* What the task asks *
According to the Friday letter below, how long have the writer's parents lived in the home they are preparing to sell?

* Text to read *

_ _ _ _

“Hope is holy” stamps and photo by Aviva Lou Strong, aka my beautiful daughter. 🤩✨
Friday greetings,
Maybe I just need to write it all down, like how angry I got this week over something that wasn’t about that thing at all. That dislodging feeling of being out of control, sudden and irrational, and how lightning fast it flashed through me, like a flood threatening to drown my car with me in it.
I flew downstairs and sat with M.J. for a few minutes, then went back to my office where I closed my eyes for five minutes to sit and return to my body.
*
Little by little, I’ve been typing up my notes from the Hartman Institute. Revisiting them is allowing me, slowly, to touch into a grief that is especially hard to access in a time when our circles are smaller and our sense of safety, literal and existential, is shaky. Uncertainty and volatility reign over our headlines and hearts, but this grief doesn’t speak the language of slogans or speeches, protests or policies. It just is.
*
A client asked me this week, “Are you hopeful?” Such a direct question, so simple sounding. “I am alive, so I must be,” came my immediate response.
To lose hope is to lose sight of what is alive. The way the sunshower light glows up my houseplants’ shiny leaves. The way we went out to dinner with my parents, and ate ice cream afterward, then M.J. spotted a fawn and a doe in a yard across the street when we got home and we all squinted in the dusky light as they munched the bushes and eventually meandered across the street.
My sisters, our spouses and kids, and I are all doing our best to hold and help my parents as they move through the process of preparing to sell their home of 40 years and begin a new chapter in a new community.
“I always thought it would be our forever home. I thought I would die in this house.” My mom’s voice sounded tearful over the phone. Then she added, “I think this process will help me face death.” I knew exactly what she meant even as I ached for her. The ultimate attachment is to life itself. Later in the week, we got pedicures, a delightful change of pace.

_ _ _ _

* Stored records *

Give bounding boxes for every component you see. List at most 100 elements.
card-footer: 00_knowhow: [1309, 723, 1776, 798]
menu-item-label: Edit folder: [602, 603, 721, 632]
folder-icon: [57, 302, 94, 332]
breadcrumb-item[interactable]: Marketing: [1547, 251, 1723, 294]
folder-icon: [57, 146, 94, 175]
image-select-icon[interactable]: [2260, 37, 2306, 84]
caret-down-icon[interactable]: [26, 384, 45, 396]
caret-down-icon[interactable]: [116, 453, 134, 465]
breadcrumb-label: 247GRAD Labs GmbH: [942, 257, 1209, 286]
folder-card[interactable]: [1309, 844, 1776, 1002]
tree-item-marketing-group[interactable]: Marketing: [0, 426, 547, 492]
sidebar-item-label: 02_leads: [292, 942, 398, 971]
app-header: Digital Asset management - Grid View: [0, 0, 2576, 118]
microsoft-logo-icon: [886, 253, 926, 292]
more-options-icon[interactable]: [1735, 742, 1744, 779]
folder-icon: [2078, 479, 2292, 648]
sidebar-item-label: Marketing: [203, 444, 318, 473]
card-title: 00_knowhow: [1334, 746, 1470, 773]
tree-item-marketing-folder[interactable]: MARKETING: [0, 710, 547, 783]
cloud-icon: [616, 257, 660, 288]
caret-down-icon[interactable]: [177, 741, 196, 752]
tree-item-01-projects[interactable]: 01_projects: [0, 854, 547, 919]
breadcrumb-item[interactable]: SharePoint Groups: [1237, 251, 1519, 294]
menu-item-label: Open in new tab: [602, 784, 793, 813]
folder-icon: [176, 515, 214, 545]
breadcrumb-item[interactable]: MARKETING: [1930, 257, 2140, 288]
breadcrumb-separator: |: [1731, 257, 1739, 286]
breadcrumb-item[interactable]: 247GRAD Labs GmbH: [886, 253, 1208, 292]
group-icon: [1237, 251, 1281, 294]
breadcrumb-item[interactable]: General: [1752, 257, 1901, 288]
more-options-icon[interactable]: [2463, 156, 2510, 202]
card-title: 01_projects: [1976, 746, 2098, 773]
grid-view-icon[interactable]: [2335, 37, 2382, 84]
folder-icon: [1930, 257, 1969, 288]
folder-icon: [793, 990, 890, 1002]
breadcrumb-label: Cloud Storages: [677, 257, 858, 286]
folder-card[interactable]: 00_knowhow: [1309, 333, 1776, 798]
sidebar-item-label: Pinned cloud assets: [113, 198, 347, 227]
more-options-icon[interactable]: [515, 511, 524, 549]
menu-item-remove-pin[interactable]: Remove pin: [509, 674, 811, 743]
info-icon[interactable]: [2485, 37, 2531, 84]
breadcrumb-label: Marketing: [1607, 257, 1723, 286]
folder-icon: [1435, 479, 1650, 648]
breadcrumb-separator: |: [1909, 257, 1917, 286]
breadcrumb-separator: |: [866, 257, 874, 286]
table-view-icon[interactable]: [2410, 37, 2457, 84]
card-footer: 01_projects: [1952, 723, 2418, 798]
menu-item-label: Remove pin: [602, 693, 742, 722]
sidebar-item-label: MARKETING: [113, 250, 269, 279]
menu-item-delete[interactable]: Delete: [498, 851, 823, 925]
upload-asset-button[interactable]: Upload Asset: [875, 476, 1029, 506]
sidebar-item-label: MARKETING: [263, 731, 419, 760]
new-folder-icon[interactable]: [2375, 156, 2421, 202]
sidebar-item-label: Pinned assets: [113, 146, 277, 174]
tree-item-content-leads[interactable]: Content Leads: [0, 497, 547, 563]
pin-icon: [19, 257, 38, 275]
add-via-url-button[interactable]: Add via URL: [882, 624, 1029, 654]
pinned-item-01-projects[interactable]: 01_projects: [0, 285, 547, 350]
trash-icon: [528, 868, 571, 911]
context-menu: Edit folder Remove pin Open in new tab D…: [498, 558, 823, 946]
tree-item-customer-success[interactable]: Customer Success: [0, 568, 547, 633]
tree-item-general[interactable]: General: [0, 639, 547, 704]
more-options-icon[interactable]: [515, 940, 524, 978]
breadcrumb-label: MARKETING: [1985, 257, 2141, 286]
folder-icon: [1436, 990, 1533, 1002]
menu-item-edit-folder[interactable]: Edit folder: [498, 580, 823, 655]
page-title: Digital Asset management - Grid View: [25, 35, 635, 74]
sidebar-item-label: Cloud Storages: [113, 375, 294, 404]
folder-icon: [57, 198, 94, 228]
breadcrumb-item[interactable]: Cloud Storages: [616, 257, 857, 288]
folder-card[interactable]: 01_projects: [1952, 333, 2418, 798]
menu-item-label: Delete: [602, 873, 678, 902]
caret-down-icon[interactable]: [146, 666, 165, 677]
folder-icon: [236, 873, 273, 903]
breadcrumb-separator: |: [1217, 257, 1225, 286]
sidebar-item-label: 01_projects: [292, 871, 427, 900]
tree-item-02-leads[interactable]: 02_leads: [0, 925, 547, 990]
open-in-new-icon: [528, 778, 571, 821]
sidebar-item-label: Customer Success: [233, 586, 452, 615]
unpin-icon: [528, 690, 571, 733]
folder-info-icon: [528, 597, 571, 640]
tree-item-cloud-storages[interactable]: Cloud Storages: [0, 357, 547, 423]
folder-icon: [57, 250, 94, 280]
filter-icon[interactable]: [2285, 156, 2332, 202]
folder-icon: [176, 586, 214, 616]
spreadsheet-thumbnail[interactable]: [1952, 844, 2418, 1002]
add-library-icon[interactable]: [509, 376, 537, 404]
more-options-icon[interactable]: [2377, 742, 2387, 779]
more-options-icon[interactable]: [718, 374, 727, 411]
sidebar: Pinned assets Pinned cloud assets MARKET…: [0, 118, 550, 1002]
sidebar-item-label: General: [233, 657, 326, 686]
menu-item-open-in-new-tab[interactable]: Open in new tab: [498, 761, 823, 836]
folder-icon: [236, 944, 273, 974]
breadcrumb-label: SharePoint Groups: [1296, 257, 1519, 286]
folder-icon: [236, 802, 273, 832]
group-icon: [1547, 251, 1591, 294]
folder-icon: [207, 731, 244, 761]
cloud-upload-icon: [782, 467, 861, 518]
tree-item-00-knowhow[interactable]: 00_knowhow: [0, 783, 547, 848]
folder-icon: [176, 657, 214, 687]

_ _ _ _

* Task response *
They have lived there for 40 years.